— BRIEF —
Below are records; work out how many of their lines contain "Bulk" and give only that number.
---------------
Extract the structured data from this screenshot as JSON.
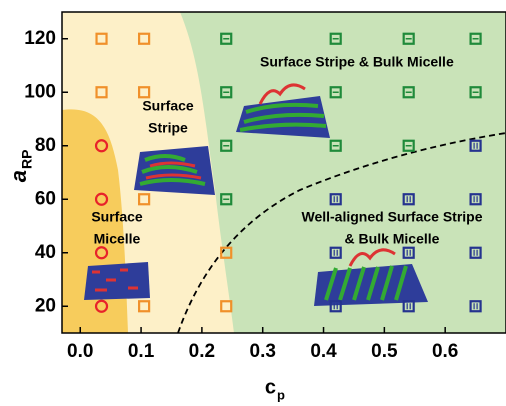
{
  "chart_data": {
    "type": "scatter",
    "x_label": {
      "main": "c",
      "sub": "p"
    },
    "y_label": {
      "main": "a",
      "sub": "RP"
    },
    "annotations": [
      "Surface Stripe & Bulk Micelle",
      "Surface",
      "Stripe",
      "Surface",
      "Micelle",
      "Well-aligned Surface Stripe",
      "&  Bulk Micelle"
    ],
    "xlim": [
      -0.03,
      0.7
    ],
    "ylim": [
      10,
      130
    ],
    "xticks": [
      {
        "value": 0,
        "label": "0.0"
      },
      0.1,
      0.2,
      0.3,
      0.4,
      0.5,
      0.6
    ],
    "yticks": [
      20,
      40,
      60,
      80,
      100,
      120
    ],
    "series": [
      {
        "color": "#e8222a",
        "marker": "circle",
        "x": [
          0.035,
          0.035,
          0.035,
          0.035
        ],
        "y": [
          80,
          60,
          40,
          20
        ]
      },
      {
        "color": "#f0902a",
        "marker": "square",
        "x": [
          0.035,
          0.035,
          0.105,
          0.105,
          0.105,
          0.105,
          0.24,
          0.24
        ],
        "y": [
          120,
          100,
          120,
          100,
          60,
          20,
          40,
          20
        ]
      },
      {
        "color": "#1f8a3a",
        "marker": "square-h",
        "x": [
          0.24,
          0.24,
          0.24,
          0.24,
          0.42,
          0.42,
          0.42,
          0.54,
          0.54,
          0.54,
          0.65,
          0.65
        ],
        "y": [
          120,
          100,
          80,
          60,
          120,
          100,
          80,
          120,
          100,
          80,
          120,
          100
        ]
      },
      {
        "color": "#25338f",
        "marker": "square-v",
        "x": [
          0.42,
          0.42,
          0.42,
          0.54,
          0.54,
          0.54,
          0.65,
          0.65,
          0.65,
          0.65
        ],
        "y": [
          60,
          40,
          20,
          60,
          40,
          20,
          80,
          60,
          40,
          20
        ]
      }
    ]
  }
}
---------------
— RESULT OF THIS TASK —
2